Are you finding yourself searching for a gig that meets all of your needs - but you’re also afraid of giving your money to a shady seller?
Don’t worry, you’re not alone. Lucky for you, I’ve put together a few helpful tips that could be just what keeps your hard earned money from falling into the hands of a shady seller.
Here’s exactly why you need to do, BEFORE buying ANY gig:
Ask questions - And this doesn’t have to be a ridiculous amount of back-and-forth messaging either. You can learn a lot about a seller and their gig by just asking these three questions:
Can you please send me some samples of your work?
What is your website URL (if applicable)?
[Edit: As there was a lot of concern regarding whether this request violates the fiverr TOS, I contacted fiverr support to ask if a seller requesting website URLs (relevant to a gig), is a violation. Thanks to the help from Mitch from support, he responded with this:
"To protect our users’ privacy, user identities are kept anonymous.
Requesting or providing Email addresses, Skype/IM usernames, telephone numbers or any other personal contact details to communicate outside of Fiverr in order to circumvent or abuse the Fiverr messaging system or Fiverr platform is not permitted.
Any necessary exchange of personal information required to continue a service may be exchanged within the order page.
Therefore, asking a seller if they’d be okay to share a website URL, in which you are able to view samples of their work, is not a violation of fiverr’s TOS, UNLESS you intend to continue further contacting them outside of fiverr.]
and my favorite:
- Are you willing to perform a super small task for me, so I can see if your services match what I need done?

--------

### GIVEN TASK
Edit the stretch of the Fiverr tips text from "What is your" through "is not permitted.", putting "private" in place of "anonymous". The rows that come next are separate material, unrelated to the Fiverr tips text.

### DATA RECORDS

--------

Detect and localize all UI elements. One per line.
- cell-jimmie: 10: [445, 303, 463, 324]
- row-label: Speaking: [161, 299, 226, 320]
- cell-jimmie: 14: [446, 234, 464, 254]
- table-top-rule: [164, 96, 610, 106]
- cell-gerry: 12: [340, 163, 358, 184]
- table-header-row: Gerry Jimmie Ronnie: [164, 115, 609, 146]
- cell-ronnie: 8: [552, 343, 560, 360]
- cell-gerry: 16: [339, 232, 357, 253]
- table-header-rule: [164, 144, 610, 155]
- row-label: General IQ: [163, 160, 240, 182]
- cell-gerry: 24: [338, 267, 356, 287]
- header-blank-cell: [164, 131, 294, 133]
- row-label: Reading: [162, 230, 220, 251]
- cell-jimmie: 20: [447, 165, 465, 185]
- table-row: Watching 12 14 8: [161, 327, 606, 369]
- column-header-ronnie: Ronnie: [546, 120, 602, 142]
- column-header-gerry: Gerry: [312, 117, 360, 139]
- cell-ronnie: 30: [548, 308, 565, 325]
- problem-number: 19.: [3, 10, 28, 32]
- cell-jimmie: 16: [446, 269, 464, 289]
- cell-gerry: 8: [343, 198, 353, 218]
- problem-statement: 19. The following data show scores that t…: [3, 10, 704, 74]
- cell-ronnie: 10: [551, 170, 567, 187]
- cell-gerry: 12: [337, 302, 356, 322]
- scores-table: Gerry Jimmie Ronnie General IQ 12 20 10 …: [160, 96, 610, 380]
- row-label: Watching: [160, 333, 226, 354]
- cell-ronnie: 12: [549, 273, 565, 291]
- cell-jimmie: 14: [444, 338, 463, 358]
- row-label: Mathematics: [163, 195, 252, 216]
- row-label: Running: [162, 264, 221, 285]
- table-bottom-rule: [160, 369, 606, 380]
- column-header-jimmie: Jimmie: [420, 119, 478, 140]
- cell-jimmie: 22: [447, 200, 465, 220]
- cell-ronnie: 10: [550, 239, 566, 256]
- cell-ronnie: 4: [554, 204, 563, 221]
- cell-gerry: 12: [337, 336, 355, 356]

--------

### THE ANSWER
What is your website URL (if applicable)?
[Edit: As there was a lot of concern regarding whether this request violates the fiverr TOS, I contacted fiverr support to ask if a seller requesting website URLs (relevant to a gig), is a violation. Thanks to the help from Mitch from support, he responded with this:
"To protect our users’ privacy, user identities are kept private.
Requesting or providing Email addresses, Skype/IM usernames, telephone numbers or any other personal contact details to communicate outside of Fiverr in order to circumvent or abuse the Fiverr messaging system or Fiverr platform is not permitted.